-- START OF Record extracts --
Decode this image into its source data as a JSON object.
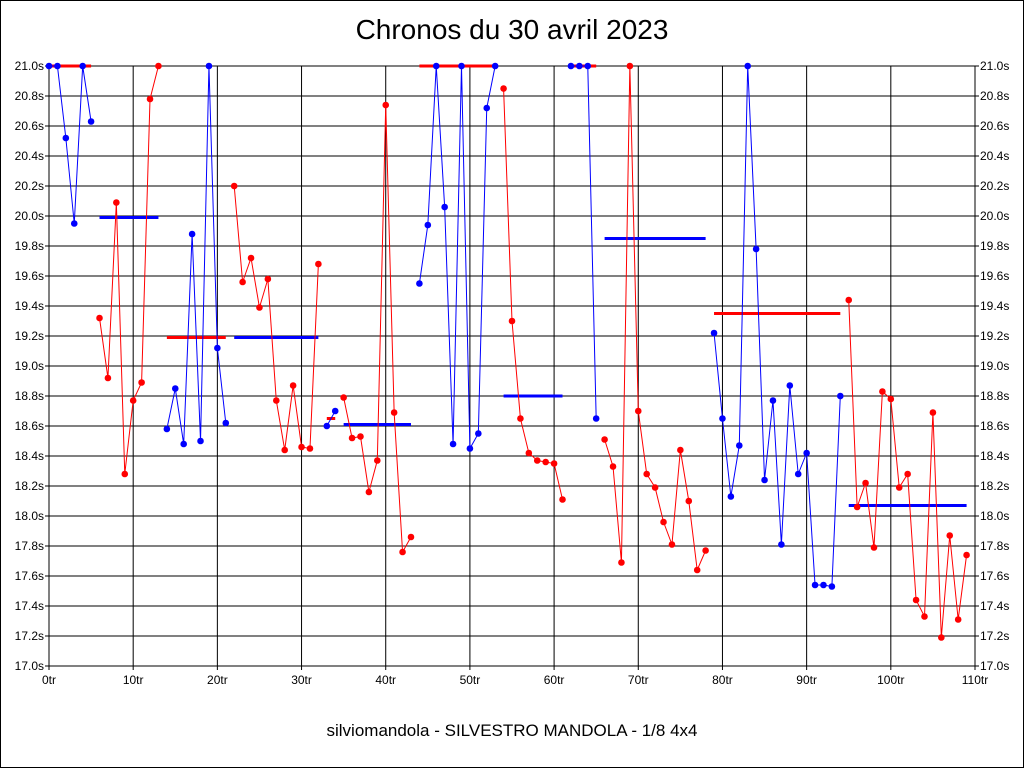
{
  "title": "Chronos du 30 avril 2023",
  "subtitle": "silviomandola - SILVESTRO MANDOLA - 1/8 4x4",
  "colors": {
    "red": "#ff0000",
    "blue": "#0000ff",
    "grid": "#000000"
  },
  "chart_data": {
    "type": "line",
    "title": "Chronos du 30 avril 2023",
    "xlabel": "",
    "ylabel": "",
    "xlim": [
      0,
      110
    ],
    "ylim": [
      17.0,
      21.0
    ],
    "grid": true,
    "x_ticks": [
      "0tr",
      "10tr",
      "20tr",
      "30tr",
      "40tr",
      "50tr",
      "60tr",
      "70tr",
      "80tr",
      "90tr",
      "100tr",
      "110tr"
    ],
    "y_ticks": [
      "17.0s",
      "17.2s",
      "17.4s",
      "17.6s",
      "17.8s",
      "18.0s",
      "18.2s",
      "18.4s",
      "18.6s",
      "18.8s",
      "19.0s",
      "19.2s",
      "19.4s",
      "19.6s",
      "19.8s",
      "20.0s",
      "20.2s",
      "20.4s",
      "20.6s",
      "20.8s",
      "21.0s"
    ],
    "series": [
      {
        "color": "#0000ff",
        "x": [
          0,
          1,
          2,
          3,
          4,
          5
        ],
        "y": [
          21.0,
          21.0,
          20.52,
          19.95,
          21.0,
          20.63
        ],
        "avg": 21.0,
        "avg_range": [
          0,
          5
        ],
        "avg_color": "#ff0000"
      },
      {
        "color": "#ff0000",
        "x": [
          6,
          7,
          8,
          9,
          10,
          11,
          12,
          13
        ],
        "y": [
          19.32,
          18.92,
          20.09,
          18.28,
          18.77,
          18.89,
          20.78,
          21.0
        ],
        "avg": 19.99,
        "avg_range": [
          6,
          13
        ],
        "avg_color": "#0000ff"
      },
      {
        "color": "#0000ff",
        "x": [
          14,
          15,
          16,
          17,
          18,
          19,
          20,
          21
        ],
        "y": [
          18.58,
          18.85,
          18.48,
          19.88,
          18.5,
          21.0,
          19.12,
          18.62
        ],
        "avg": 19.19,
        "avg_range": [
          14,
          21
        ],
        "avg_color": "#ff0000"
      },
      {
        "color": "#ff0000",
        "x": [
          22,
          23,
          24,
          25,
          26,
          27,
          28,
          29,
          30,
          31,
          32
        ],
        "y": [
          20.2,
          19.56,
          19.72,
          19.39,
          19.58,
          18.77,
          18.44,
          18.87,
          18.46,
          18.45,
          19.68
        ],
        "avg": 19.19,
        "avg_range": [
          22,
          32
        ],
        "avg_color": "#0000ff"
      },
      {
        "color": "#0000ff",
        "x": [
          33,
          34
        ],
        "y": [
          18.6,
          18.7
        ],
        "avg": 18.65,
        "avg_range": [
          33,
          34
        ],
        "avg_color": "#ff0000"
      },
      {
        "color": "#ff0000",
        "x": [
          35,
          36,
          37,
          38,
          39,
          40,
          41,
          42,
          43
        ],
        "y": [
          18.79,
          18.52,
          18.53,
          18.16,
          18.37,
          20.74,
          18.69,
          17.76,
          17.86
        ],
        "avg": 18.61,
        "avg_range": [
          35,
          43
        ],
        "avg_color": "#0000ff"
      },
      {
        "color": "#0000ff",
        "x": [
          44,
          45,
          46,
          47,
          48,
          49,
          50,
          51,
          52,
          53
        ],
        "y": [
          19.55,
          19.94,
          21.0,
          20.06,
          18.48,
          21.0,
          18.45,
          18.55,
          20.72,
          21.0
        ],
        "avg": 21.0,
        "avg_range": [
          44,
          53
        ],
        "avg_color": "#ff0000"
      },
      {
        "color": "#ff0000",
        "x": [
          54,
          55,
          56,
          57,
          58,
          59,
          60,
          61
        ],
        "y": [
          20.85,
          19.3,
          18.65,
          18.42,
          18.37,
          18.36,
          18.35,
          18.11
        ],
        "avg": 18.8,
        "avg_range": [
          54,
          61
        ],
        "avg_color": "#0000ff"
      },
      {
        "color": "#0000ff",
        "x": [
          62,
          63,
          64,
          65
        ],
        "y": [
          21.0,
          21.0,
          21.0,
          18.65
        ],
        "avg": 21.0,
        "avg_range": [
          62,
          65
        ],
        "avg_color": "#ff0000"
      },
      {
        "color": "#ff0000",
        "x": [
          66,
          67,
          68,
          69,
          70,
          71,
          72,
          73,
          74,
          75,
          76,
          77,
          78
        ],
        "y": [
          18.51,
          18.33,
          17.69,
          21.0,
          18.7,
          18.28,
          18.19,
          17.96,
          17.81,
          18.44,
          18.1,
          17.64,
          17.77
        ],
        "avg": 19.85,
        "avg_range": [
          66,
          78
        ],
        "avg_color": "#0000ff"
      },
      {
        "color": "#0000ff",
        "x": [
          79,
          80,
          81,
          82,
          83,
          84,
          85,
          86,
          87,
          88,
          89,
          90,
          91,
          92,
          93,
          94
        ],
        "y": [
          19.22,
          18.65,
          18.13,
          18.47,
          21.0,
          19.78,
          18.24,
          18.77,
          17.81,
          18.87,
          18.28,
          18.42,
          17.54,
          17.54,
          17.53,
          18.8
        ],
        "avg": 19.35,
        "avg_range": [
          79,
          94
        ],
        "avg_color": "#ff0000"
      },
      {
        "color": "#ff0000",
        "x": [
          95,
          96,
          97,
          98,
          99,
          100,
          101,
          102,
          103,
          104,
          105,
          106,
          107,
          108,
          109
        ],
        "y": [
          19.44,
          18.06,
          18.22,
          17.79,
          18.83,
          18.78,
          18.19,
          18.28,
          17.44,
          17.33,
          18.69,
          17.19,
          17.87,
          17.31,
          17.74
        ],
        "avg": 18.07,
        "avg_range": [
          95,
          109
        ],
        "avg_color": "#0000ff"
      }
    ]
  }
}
-- END OF Record extracts --
● Requirements:
Copy out every line of the material above exactly, skipping the pictures.

● Response to the exercise:
Decode this image into its source data as a JSON object.
{
  "title": "Chronos du 30 avril 2023",
  "subtitle": "silviomandola - SILVESTRO MANDOLA - 1/8 4x4",
  "colors": {
    "red": "#ff0000",
    "blue": "#0000ff",
    "grid": "#000000"
  },
  "chart_data": {
    "type": "line",
    "title": "Chronos du 30 avril 2023",
    "xlabel": "",
    "ylabel": "",
    "xlim": [
      0,
      110
    ],
    "ylim": [
      17.0,
      21.0
    ],
    "grid": true,
    "x_ticks": [
      "0tr",
      "10tr",
      "20tr",
      "30tr",
      "40tr",
      "50tr",
      "60tr",
      "70tr",
      "80tr",
      "90tr",
      "100tr",
      "110tr"
    ],
    "y_ticks": [
      "17.0s",
      "17.2s",
      "17.4s",
      "17.6s",
      "17.8s",
      "18.0s",
      "18.2s",
      "18.4s",
      "18.6s",
      "18.8s",
      "19.0s",
      "19.2s",
      "19.4s",
      "19.6s",
      "19.8s",
      "20.0s",
      "20.2s",
      "20.4s",
      "20.6s",
      "20.8s",
      "21.0s"
    ],
    "series": [
      {
        "color": "#0000ff",
        "x": [
          0,
          1,
          2,
          3,
          4,
          5
        ],
        "y": [
          21.0,
          21.0,
          20.52,
          19.95,
          21.0,
          20.63
        ],
        "avg": 21.0,
        "avg_range": [
          0,
          5
        ],
        "avg_color": "#ff0000"
      },
      {
        "color": "#ff0000",
        "x": [
          6,
          7,
          8,
          9,
          10,
          11,
          12,
          13
        ],
        "y": [
          19.32,
          18.92,
          20.09,
          18.28,
          18.77,
          18.89,
          20.78,
          21.0
        ],
        "avg": 19.99,
        "avg_range": [
          6,
          13
        ],
        "avg_color": "#0000ff"
      },
      {
        "color": "#0000ff",
        "x": [
          14,
          15,
          16,
          17,
          18,
          19,
          20,
          21
        ],
        "y": [
          18.58,
          18.85,
          18.48,
          19.88,
          18.5,
          21.0,
          19.12,
          18.62
        ],
        "avg": 19.19,
        "avg_range": [
          14,
          21
        ],
        "avg_color": "#ff0000"
      },
      {
        "color": "#ff0000",
        "x": [
          22,
          23,
          24,
          25,
          26,
          27,
          28,
          29,
          30,
          31,
          32
        ],
        "y": [
          20.2,
          19.56,
          19.72,
          19.39,
          19.58,
          18.77,
          18.44,
          18.87,
          18.46,
          18.45,
          19.68
        ],
        "avg": 19.19,
        "avg_range": [
          22,
          32
        ],
        "avg_color": "#0000ff"
      },
      {
        "color": "#0000ff",
        "x": [
          33,
          34
        ],
        "y": [
          18.6,
          18.7
        ],
        "avg": 18.65,
        "avg_range": [
          33,
          34
        ],
        "avg_color": "#ff0000"
      },
      {
        "color": "#ff0000",
        "x": [
          35,
          36,
          37,
          38,
          39,
          40,
          41,
          42,
          43
        ],
        "y": [
          18.79,
          18.52,
          18.53,
          18.16,
          18.37,
          20.74,
          18.69,
          17.76,
          17.86
        ],
        "avg": 18.61,
        "avg_range": [
          35,
          43
        ],
        "avg_color": "#0000ff"
      },
      {
        "color": "#0000ff",
        "x": [
          44,
          45,
          46,
          47,
          48,
          49,
          50,
          51,
          52,
          53
        ],
        "y": [
          19.55,
          19.94,
          21.0,
          20.06,
          18.48,
          21.0,
          18.45,
          18.55,
          20.72,
          21.0
        ],
        "avg": 21.0,
        "avg_range": [
          44,
          53
        ],
        "avg_color": "#ff0000"
      },
      {
        "color": "#ff0000",
        "x": [
          54,
          55,
          56,
          57,
          58,
          59,
          60,
          61
        ],
        "y": [
          20.85,
          19.3,
          18.65,
          18.42,
          18.37,
          18.36,
          18.35,
          18.11
        ],
        "avg": 18.8,
        "avg_range": [
          54,
          61
        ],
        "avg_color": "#0000ff"
      },
      {
        "color": "#0000ff",
        "x": [
          62,
          63,
          64,
          65
        ],
        "y": [
          21.0,
          21.0,
          21.0,
          18.65
        ],
        "avg": 21.0,
        "avg_range": [
          62,
          65
        ],
        "avg_color": "#ff0000"
      },
      {
        "color": "#ff0000",
        "x": [
          66,
          67,
          68,
          69,
          70,
          71,
          72,
          73,
          74,
          75,
          76,
          77,
          78
        ],
        "y": [
          18.51,
          18.33,
          17.69,
          21.0,
          18.7,
          18.28,
          18.19,
          17.96,
          17.81,
          18.44,
          18.1,
          17.64,
          17.77
        ],
        "avg": 19.85,
        "avg_range": [
          66,
          78
        ],
        "avg_color": "#0000ff"
      },
      {
        "color": "#0000ff",
        "x": [
          79,
          80,
          81,
          82,
          83,
          84,
          85,
          86,
          87,
          88,
          89,
          90,
          91,
          92,
          93,
          94
        ],
        "y": [
          19.22,
          18.65,
          18.13,
          18.47,
          21.0,
          19.78,
          18.24,
          18.77,
          17.81,
          18.87,
          18.28,
          18.42,
          17.54,
          17.54,
          17.53,
          18.8
        ],
        "avg": 19.35,
        "avg_range": [
          79,
          94
        ],
        "avg_color": "#ff0000"
      },
      {
        "color": "#ff0000",
        "x": [
          95,
          96,
          97,
          98,
          99,
          100,
          101,
          102,
          103,
          104,
          105,
          106,
          107,
          108,
          109
        ],
        "y": [
          19.44,
          18.06,
          18.22,
          17.79,
          18.83,
          18.78,
          18.19,
          18.28,
          17.44,
          17.33,
          18.69,
          17.19,
          17.87,
          17.31,
          17.74
        ],
        "avg": 18.07,
        "avg_range": [
          95,
          109
        ],
        "avg_color": "#0000ff"
      }
    ]
  }
}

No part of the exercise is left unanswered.